**TASK TO CARRY OUT:** Copy out all of the material, matching it word for word.

**Collected data entries:**
* * * *
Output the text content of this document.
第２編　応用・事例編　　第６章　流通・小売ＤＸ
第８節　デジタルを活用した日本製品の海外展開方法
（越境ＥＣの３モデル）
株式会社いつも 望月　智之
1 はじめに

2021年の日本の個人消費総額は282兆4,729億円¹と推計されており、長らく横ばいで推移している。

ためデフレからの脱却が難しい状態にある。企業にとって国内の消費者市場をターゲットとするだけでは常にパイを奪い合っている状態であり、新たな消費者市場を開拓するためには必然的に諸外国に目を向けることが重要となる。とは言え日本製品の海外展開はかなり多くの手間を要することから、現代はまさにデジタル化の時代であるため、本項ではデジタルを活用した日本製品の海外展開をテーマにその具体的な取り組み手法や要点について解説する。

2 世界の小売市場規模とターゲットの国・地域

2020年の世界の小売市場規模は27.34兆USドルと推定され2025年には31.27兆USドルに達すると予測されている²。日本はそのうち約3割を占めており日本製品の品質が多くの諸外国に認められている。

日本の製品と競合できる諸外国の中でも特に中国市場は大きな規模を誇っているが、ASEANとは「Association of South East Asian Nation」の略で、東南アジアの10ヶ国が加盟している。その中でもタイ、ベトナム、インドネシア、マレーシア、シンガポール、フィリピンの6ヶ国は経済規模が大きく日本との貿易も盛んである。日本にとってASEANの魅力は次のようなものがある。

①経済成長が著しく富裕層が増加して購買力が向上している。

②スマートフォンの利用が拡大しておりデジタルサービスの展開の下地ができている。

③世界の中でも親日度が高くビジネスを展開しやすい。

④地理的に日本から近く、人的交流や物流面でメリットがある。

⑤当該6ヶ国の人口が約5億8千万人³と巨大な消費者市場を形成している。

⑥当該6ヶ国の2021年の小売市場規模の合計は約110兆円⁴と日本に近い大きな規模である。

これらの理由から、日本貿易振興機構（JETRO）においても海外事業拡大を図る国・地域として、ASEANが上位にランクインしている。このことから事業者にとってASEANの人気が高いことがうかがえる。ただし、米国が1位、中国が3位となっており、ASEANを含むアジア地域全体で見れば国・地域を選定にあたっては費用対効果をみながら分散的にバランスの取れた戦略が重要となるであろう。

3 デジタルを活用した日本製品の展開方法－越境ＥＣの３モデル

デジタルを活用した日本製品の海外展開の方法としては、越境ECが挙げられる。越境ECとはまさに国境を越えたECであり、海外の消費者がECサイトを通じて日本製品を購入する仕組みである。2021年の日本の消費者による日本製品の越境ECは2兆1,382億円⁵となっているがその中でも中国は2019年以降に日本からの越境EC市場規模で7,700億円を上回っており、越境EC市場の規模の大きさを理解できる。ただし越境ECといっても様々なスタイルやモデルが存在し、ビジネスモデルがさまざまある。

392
* * * *
**TASK OUTPUT:**
Output the text content of this document.
第２編　応用・事例編　　第６章　流通・小売ＤＸ
第８節　デジタルを活用した日本製品の海外展開方法
（越境ＥＣの３モデル）
株式会社いつも 望月　智之
1 はじめに

2021年の日本の個人消費総額は282兆4,729億円¹と推計されており、長らく横ばいで推移している。

ためデフレからの脱却が難しい状態にある。企業にとって国内の消費者市場をターゲットとするだけでは常にパイを奪い合っている状態であり、新たな消費者市場を開拓するためには必然的に諸外国に目を向けることが重要となる。とは言え日本製品の海外展開はかなり多くの手間を要することから、現代はまさにデジタル化の時代であるため、本項ではデジタルを活用した日本製品の海外展開をテーマにその具体的な取り組み手法や要点について解説する。

2 世界の小売市場規模とターゲットの国・地域

2020年の世界の小売市場規模は27.34兆USドルと推定され2025年には31.27兆USドルに達すると予測されている²。日本はそのうち約3割を占めており日本製品の品質が多くの諸外国に認められている。

日本の製品と競合できる諸外国の中でも特に中国市場は大きな規模を誇っているが、ASEANとは「Association of South East Asian Nation」の略で、東南アジアの10ヶ国が加盟している。その中でもタイ、ベトナム、インドネシア、マレーシア、シンガポール、フィリピンの6ヶ国は経済規模が大きく日本との貿易も盛んである。日本にとってASEANの魅力は次のようなものがある。

①経済成長が著しく富裕層が増加して購買力が向上している。

②スマートフォンの利用が拡大しておりデジタルサービスの展開の下地ができている。

③世界の中でも親日度が高くビジネスを展開しやすい。

④地理的に日本から近く、人的交流や物流面でメリットがある。

⑤当該6ヶ国の人口が約5億8千万人³と巨大な消費者市場を形成している。

⑥当該6ヶ国の2021年の小売市場規模の合計は約110兆円⁴と日本に近い大きな規模である。

これらの理由から、日本貿易振興機構（JETRO）においても海外事業拡大を図る国・地域として、ASEANが上位にランクインしている。このことから事業者にとってASEANの人気が高いことがうかがえる。ただし、米国が1位、中国が3位となっており、ASEANを含むアジア地域全体で見れば国・地域を選定にあたっては費用対効果をみながら分散的にバランスの取れた戦略が重要となるであろう。

3 デジタルを活用した日本製品の展開方法－越境ＥＣの３モデル

デジタルを活用した日本製品の海外展開の方法としては、越境ECが挙げられる。越境ECとはまさに国境を越えたECであり、海外の消費者がECサイトを通じて日本製品を購入する仕組みである。2021年の日本の消費者による日本製品の越境ECは2兆1,382億円⁵となっているがその中でも中国は2019年以降に日本からの越境EC市場規模で7,700億円を上回っており、越境EC市場の規模の大きさを理解できる。ただし越境ECといっても様々なスタイルやモデルが存在し、ビジネスモデルがさまざまある。

392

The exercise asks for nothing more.